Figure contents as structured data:
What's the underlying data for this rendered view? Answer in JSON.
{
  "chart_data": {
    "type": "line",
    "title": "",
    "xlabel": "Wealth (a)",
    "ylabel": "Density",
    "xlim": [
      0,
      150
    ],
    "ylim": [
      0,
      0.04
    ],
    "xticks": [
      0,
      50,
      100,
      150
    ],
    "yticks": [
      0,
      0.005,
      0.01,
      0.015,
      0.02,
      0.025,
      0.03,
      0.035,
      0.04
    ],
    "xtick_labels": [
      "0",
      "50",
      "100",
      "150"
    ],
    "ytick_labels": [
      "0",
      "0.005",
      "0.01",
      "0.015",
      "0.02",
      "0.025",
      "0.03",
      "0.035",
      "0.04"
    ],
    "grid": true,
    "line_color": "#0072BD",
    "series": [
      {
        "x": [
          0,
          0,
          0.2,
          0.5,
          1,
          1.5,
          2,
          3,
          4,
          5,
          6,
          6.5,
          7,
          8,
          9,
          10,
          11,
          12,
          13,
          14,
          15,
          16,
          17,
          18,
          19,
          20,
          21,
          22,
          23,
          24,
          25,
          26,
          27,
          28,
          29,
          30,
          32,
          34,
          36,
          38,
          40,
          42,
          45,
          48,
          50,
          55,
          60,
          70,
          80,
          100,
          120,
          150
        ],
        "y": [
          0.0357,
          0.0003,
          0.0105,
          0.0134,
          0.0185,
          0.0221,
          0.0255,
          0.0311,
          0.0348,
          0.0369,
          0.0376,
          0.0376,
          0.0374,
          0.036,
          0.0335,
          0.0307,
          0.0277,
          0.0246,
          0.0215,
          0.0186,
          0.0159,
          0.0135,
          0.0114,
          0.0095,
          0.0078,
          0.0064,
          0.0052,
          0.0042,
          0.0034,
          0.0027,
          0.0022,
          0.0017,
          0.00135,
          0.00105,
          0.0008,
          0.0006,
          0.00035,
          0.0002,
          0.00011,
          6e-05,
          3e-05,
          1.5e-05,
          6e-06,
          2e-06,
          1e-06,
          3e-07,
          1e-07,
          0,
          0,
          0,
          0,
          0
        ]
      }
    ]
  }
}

### WHAT THE TASK ASKS
Each line of the listing should be copied exactly.

### FINISHED EXERCISE
What's the underlying data for this rendered view? Answer in JSON.
{
  "chart_data": {
    "type": "line",
    "title": "",
    "xlabel": "Wealth (a)",
    "ylabel": "Density",
    "xlim": [
      0,
      150
    ],
    "ylim": [
      0,
      0.04
    ],
    "xticks": [
      0,
      50,
      100,
      150
    ],
    "yticks": [
      0,
      0.005,
      0.01,
      0.015,
      0.02,
      0.025,
      0.03,
      0.035,
      0.04
    ],
    "xtick_labels": [
      "0",
      "50",
      "100",
      "150"
    ],
    "ytick_labels": [
      "0",
      "0.005",
      "0.01",
      "0.015",
      "0.02",
      "0.025",
      "0.03",
      "0.035",
      "0.04"
    ],
    "grid": true,
    "line_color": "#0072BD",
    "series": [
      {
        "x": [
          0,
          0,
          0.2,
          0.5,
          1,
          1.5,
          2,
          3,
          4,
          5,
          6,
          6.5,
          7,
          8,
          9,
          10,
          11,
          12,
          13,
          14,
          15,
          16,
          17,
          18,
          19,
          20,
          21,
          22,
          23,
          24,
          25,
          26,
          27,
          28,
          29,
          30,
          32,
          34,
          36,
          38,
          40,
          42,
          45,
          48,
          50,
          55,
          60,
          70,
          80,
          100,
          120,
          150
        ],
        "y": [
          0.0357,
          0.0003,
          0.0105,
          0.0134,
          0.0185,
          0.0221,
          0.0255,
          0.0311,
          0.0348,
          0.0369,
          0.0376,
          0.0376,
          0.0374,
          0.036,
          0.0335,
          0.0307,
          0.0277,
          0.0246,
          0.0215,
          0.0186,
          0.0159,
          0.0135,
          0.0114,
          0.0095,
          0.0078,
          0.0064,
          0.0052,
          0.0042,
          0.0034,
          0.0027,
          0.0022,
          0.0017,
          0.00135,
          0.00105,
          0.0008,
          0.0006,
          0.00035,
          0.0002,
          0.00011,
          6e-05,
          3e-05,
          1.5e-05,
          6e-06,
          2e-06,
          1e-06,
          3e-07,
          1e-07,
          0,
          0,
          0,
          0,
          0
        ]
      }
    ]
  }
}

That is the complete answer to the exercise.